• Work to do:
Retype exactly and only the lines from the one that contains "Extract the chart's" through the final line of the data; pictures are left out.

─── Data

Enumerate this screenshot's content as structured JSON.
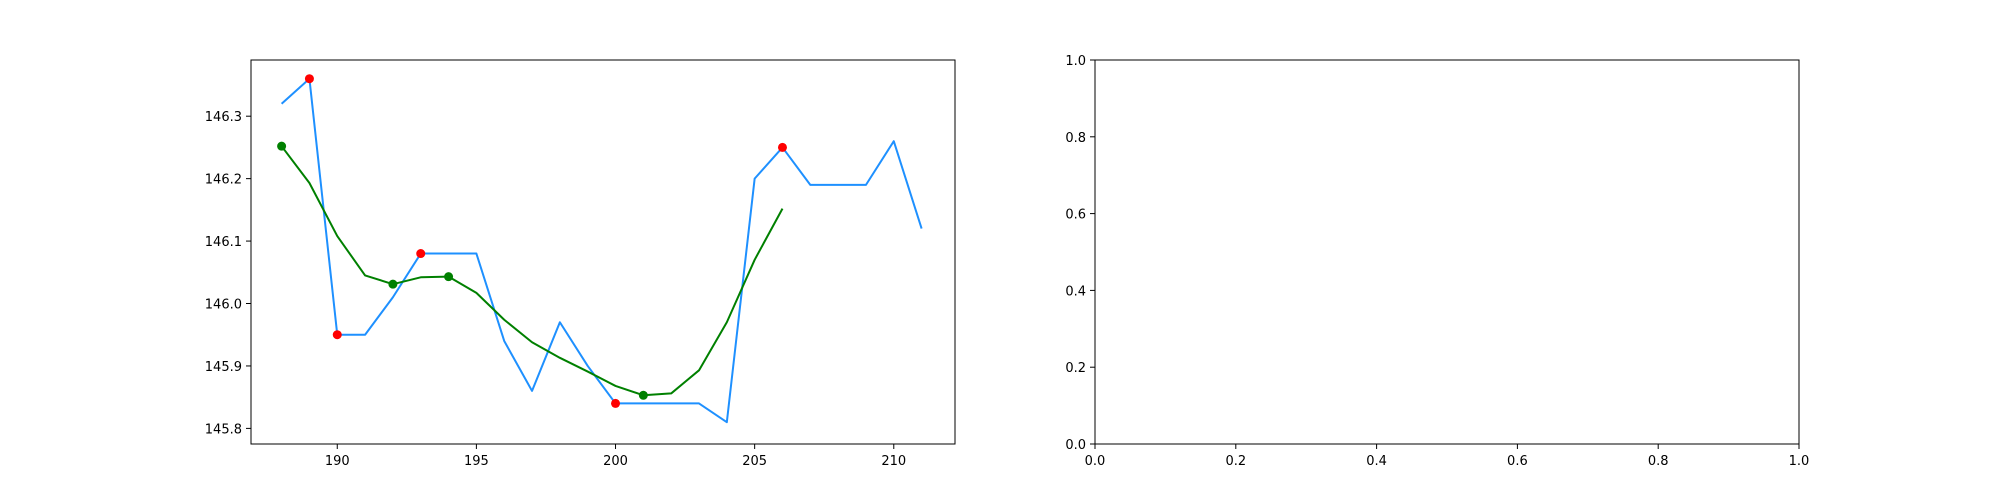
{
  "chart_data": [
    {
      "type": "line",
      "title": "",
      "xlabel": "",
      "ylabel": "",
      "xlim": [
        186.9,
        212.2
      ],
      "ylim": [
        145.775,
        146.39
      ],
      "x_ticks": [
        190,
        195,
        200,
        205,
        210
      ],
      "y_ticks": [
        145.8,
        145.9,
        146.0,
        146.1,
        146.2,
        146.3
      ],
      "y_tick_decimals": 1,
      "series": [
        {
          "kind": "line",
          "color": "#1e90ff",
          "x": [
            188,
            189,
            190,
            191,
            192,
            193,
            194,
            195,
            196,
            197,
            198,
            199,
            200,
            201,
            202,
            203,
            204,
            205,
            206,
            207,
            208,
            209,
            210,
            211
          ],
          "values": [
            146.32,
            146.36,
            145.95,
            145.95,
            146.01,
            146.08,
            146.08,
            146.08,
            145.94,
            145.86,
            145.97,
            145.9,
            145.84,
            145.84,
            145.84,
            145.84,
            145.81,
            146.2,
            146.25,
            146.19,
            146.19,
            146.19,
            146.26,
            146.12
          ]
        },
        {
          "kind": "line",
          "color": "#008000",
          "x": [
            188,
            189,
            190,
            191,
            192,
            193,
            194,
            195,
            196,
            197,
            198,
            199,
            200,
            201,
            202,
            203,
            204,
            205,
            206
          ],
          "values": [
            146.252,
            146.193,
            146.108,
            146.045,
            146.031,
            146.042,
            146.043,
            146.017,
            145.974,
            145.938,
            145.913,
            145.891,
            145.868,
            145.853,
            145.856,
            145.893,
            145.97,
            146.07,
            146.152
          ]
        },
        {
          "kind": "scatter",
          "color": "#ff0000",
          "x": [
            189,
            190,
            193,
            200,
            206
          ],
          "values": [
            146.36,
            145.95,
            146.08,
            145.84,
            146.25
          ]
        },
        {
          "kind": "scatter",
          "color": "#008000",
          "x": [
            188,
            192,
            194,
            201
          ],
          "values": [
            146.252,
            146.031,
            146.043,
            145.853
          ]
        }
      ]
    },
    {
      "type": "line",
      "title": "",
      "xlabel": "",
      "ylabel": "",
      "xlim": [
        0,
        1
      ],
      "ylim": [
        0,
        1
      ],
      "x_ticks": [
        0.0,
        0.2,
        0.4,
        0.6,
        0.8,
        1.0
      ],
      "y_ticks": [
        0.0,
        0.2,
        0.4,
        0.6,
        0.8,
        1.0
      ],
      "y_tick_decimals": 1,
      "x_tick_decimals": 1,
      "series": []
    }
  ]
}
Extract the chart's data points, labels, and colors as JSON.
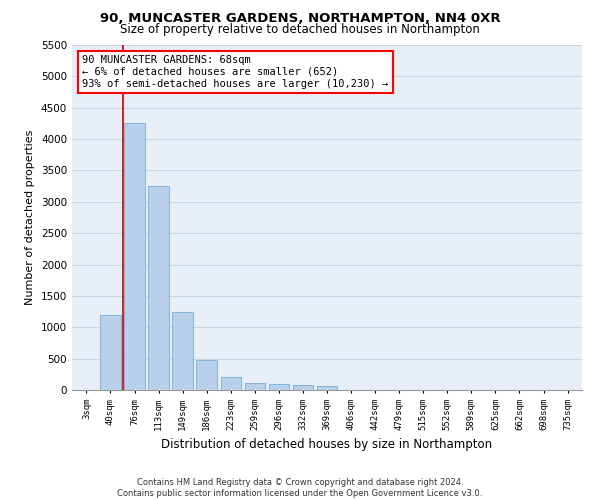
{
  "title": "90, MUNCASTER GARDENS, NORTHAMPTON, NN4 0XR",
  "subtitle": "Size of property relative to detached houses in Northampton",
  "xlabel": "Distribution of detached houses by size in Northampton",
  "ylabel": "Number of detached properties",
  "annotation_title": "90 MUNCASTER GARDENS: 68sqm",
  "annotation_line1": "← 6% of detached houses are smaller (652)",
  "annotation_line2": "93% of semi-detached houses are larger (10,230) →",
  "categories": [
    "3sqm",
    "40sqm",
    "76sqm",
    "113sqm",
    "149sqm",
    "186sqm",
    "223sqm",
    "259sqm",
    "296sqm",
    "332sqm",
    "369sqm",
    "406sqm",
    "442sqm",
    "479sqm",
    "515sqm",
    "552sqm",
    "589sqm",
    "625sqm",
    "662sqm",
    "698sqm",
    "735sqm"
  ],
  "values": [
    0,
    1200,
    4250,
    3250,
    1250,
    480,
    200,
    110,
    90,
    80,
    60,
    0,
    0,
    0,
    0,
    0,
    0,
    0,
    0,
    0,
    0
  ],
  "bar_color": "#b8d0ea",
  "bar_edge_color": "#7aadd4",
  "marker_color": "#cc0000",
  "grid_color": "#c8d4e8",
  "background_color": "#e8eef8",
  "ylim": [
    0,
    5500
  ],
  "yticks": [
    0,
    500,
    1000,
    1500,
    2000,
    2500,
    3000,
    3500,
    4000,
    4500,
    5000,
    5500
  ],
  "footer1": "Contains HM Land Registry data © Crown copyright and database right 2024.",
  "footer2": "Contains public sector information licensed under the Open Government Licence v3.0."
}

──────

• Written response:
Extract the chart's data points, labels, and colors as JSON.
{
  "title": "90, MUNCASTER GARDENS, NORTHAMPTON, NN4 0XR",
  "subtitle": "Size of property relative to detached houses in Northampton",
  "xlabel": "Distribution of detached houses by size in Northampton",
  "ylabel": "Number of detached properties",
  "annotation_title": "90 MUNCASTER GARDENS: 68sqm",
  "annotation_line1": "← 6% of detached houses are smaller (652)",
  "annotation_line2": "93% of semi-detached houses are larger (10,230) →",
  "categories": [
    "3sqm",
    "40sqm",
    "76sqm",
    "113sqm",
    "149sqm",
    "186sqm",
    "223sqm",
    "259sqm",
    "296sqm",
    "332sqm",
    "369sqm",
    "406sqm",
    "442sqm",
    "479sqm",
    "515sqm",
    "552sqm",
    "589sqm",
    "625sqm",
    "662sqm",
    "698sqm",
    "735sqm"
  ],
  "values": [
    0,
    1200,
    4250,
    3250,
    1250,
    480,
    200,
    110,
    90,
    80,
    60,
    0,
    0,
    0,
    0,
    0,
    0,
    0,
    0,
    0,
    0
  ],
  "bar_color": "#b8d0ea",
  "bar_edge_color": "#7aadd4",
  "marker_color": "#cc0000",
  "grid_color": "#c8d4e8",
  "background_color": "#e8eef8",
  "ylim": [
    0,
    5500
  ],
  "yticks": [
    0,
    500,
    1000,
    1500,
    2000,
    2500,
    3000,
    3500,
    4000,
    4500,
    5000,
    5500
  ],
  "footer1": "Contains HM Land Registry data © Crown copyright and database right 2024.",
  "footer2": "Contains public sector information licensed under the Open Government Licence v3.0."
}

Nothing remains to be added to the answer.